• [To do] Below are records. Copy every line with "диаметром" in it.

[Data items]
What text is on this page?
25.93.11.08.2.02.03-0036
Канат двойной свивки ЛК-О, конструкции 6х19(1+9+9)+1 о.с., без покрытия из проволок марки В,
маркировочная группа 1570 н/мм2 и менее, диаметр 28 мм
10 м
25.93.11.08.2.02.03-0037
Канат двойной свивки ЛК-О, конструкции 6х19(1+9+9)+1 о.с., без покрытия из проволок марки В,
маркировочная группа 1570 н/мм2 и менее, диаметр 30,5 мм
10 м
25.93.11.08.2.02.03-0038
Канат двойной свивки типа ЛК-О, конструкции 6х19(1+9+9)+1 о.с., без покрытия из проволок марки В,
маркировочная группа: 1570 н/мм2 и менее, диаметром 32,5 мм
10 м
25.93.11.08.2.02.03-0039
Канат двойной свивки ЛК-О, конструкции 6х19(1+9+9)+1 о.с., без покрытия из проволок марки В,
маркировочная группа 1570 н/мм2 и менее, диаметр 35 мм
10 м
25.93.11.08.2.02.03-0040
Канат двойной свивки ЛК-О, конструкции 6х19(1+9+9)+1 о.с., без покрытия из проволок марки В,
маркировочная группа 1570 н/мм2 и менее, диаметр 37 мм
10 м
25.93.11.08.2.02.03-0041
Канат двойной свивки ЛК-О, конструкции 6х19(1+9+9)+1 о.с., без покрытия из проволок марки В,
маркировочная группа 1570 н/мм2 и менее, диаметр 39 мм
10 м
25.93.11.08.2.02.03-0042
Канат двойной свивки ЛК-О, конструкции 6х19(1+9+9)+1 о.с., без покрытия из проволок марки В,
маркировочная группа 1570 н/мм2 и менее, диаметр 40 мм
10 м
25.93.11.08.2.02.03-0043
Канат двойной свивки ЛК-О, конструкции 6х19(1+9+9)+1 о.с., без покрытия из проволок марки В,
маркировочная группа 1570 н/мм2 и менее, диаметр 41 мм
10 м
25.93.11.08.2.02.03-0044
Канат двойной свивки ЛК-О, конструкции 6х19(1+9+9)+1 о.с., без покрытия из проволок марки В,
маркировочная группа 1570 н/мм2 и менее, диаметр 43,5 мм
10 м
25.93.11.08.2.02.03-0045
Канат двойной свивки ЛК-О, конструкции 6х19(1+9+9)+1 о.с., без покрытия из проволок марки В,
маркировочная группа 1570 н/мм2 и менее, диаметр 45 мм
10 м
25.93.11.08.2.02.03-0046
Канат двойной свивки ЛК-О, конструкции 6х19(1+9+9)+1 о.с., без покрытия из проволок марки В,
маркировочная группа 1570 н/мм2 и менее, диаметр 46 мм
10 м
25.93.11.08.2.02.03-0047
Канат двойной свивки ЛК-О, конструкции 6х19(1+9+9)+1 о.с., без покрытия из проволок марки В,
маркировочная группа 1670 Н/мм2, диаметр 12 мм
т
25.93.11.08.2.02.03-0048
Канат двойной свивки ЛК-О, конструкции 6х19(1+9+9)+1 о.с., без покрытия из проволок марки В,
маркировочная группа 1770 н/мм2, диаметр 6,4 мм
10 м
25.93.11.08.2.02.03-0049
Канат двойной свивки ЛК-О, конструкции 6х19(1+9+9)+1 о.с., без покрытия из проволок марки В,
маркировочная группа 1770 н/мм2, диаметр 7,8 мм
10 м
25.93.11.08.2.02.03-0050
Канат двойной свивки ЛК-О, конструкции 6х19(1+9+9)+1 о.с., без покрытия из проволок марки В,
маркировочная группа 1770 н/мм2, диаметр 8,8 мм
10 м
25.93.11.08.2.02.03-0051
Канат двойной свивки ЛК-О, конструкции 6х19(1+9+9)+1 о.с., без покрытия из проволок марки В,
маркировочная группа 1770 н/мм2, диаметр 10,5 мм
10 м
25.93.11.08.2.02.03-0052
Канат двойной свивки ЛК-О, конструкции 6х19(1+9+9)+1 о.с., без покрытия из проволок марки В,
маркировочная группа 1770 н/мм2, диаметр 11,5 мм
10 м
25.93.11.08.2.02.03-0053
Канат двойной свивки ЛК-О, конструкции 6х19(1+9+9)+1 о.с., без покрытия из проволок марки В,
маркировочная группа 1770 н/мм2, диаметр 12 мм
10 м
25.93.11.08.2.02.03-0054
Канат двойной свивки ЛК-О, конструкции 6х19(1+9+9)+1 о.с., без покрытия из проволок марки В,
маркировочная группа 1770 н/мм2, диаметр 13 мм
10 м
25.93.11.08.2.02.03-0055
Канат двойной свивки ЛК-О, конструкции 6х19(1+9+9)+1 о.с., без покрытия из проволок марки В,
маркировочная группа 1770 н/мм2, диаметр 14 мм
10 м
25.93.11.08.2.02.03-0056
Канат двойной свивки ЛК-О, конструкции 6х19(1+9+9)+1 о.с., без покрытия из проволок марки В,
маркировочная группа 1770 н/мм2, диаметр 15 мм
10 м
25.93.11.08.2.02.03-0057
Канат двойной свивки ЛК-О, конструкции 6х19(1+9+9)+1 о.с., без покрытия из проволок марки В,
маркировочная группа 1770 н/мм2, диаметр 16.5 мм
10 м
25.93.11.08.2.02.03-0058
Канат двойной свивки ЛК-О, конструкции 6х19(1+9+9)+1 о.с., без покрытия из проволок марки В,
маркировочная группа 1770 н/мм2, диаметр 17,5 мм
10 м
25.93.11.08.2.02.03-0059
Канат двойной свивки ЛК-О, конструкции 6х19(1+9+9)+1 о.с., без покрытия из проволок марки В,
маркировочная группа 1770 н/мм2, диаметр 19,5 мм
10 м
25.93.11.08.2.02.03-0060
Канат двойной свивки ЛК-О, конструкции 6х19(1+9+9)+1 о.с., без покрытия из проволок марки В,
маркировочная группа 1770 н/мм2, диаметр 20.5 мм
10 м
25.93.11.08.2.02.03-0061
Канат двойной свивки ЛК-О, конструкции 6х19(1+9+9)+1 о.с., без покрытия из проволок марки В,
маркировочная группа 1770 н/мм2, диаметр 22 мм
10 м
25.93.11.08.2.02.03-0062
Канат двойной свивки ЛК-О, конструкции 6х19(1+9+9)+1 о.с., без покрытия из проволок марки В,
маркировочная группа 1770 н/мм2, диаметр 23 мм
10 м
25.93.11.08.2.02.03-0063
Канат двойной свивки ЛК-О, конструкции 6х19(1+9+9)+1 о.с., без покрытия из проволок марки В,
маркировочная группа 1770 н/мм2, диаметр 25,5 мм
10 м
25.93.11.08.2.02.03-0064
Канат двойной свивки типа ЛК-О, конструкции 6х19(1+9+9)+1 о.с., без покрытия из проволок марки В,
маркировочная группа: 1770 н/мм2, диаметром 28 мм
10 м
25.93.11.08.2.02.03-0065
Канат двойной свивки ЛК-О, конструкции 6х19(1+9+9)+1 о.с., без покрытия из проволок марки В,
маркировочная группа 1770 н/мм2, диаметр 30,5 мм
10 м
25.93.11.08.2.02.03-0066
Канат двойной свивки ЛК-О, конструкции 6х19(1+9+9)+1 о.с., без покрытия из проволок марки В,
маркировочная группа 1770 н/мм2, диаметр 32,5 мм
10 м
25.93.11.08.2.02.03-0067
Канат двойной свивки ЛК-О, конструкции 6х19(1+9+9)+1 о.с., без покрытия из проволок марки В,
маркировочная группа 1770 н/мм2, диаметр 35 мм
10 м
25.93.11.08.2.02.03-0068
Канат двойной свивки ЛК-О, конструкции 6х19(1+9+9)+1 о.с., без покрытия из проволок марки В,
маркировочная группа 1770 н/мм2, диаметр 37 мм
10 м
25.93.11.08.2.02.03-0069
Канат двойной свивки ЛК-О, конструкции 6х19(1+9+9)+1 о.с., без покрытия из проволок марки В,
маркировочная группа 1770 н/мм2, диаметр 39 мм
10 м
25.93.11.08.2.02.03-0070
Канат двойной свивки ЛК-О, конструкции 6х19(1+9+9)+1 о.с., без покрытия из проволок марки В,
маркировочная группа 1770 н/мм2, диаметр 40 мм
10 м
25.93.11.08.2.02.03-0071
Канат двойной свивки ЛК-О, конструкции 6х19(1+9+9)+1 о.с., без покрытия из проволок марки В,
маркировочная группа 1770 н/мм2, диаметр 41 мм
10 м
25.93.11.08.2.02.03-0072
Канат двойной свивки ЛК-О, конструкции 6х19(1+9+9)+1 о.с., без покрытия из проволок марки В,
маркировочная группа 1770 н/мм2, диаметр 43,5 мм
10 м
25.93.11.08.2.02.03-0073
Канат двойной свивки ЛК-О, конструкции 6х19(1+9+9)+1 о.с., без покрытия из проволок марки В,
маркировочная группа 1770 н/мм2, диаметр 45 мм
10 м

• [Task response]
маркировочная группа: 1570 н/мм2 и менее, диаметром 32,5 мм
маркировочная группа: 1770 н/мм2, диаметром 28 мм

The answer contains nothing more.